* **Records from a data source**
┄┄┄┄┄┄

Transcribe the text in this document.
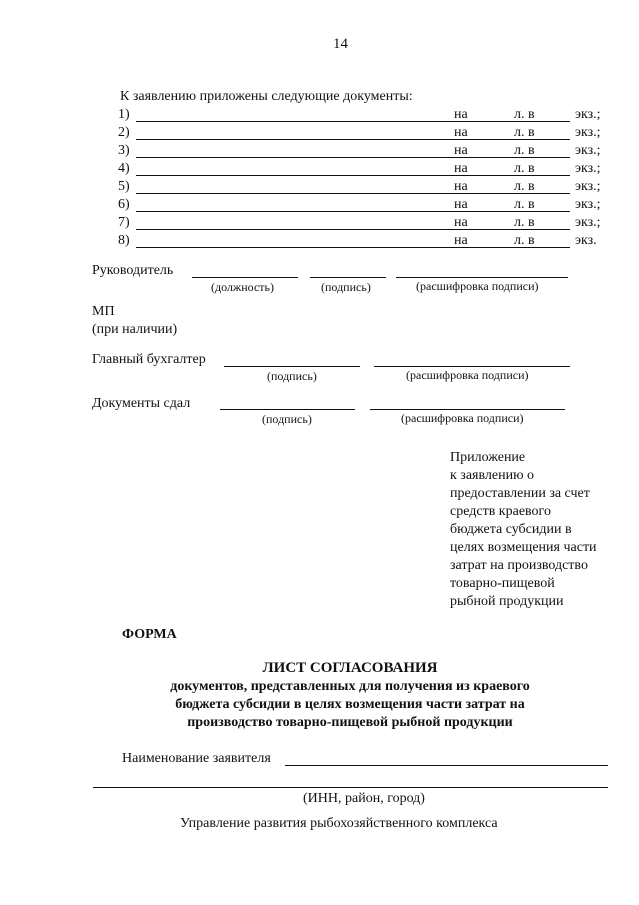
14
К заявлению приложены следующие документы:
1)	на	л. в	экз.;
2)	на	л. в	экз.;
3)	на	л. в	экз.;
4)	на	л. в	экз.;
5)	на	л. в	экз.;
6)	на	л. в	экз.;
7)	на	л. в	экз.;
8)	на	л. в	экз.
Руководитель
(должность)	(подпись)	(расшифровка подписи)
МП
(при наличии)
Главный бухгалтер
(подпись)	(расшифровка подписи)
Документы сдал
(подпись)	(расшифровка подписи)
Приложение
к заявлению о
предоставлении за счет
средств краевого
бюджета субсидии в
целях возмещения части
затрат на производство
товарно-пищевой
рыбной продукции
ФОРМА
ЛИСТ СОГЛАСОВАНИЯ
документов, представленных для получения из краевого
бюджета субсидии в целях возмещения части затрат на
производство товарно-пищевой рыбной продукции
Наименование заявителя
(ИНН, район, город)
Управление развития рыбохозяйственного комплекса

┄┄┄┄┄┄

Give the count of lines that hold the word "краевого", with nothing added.

2